## begin

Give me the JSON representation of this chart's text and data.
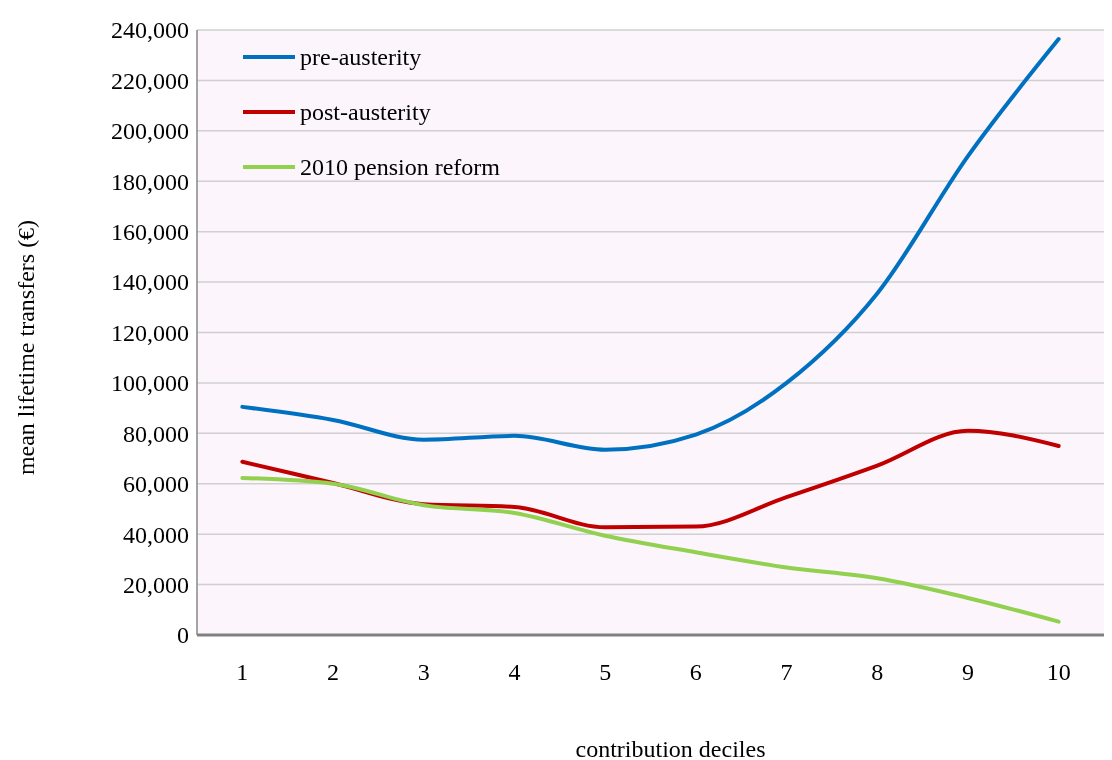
{
  "chart_data": {
    "type": "line",
    "xlabel": "contribution deciles",
    "ylabel": "mean lifetime transfers (€)",
    "categories": [
      "1",
      "2",
      "3",
      "4",
      "5",
      "6",
      "7",
      "8",
      "9",
      "10"
    ],
    "series": [
      {
        "name": "pre-austerity",
        "color": "#0070c0",
        "values": [
          90500,
          85300,
          77500,
          79000,
          73500,
          79500,
          100000,
          135500,
          190000,
          236400
        ]
      },
      {
        "name": "post-austerity",
        "color": "#c00000",
        "values": [
          68700,
          60300,
          51900,
          50800,
          42700,
          43000,
          54700,
          67200,
          81000,
          75000
        ]
      },
      {
        "name": "2010 pension reform",
        "color": "#92d050",
        "values": [
          62300,
          60000,
          51500,
          48400,
          39400,
          32800,
          26800,
          22500,
          14700,
          5300
        ]
      }
    ],
    "ylim": [
      0,
      240000
    ],
    "yticks": [
      0,
      {
        "value": 20000,
        "label": "20,000"
      },
      {
        "value": 40000,
        "label": "40,000"
      },
      {
        "value": 60000,
        "label": "60,000"
      },
      {
        "value": 80000,
        "label": "80,000"
      },
      {
        "value": 100000,
        "label": "100,000"
      },
      {
        "value": 120000,
        "label": "120,000"
      },
      {
        "value": 140000,
        "label": "140,000"
      },
      {
        "value": 160000,
        "label": "160,000"
      },
      {
        "value": 180000,
        "label": "180,000"
      },
      {
        "value": 200000,
        "label": "200,000"
      },
      {
        "value": 220000,
        "label": "220,000"
      },
      {
        "value": 240000,
        "label": "240,000"
      }
    ],
    "grid": "y",
    "legend": "top left",
    "marker": "none",
    "line_style": "solid"
  }
}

## end

Requirements
Search the preceding listing for "austerity" and extract every line where it is found.

Written answer
        "name": "pre-austerity",
        "name": "post-austerity",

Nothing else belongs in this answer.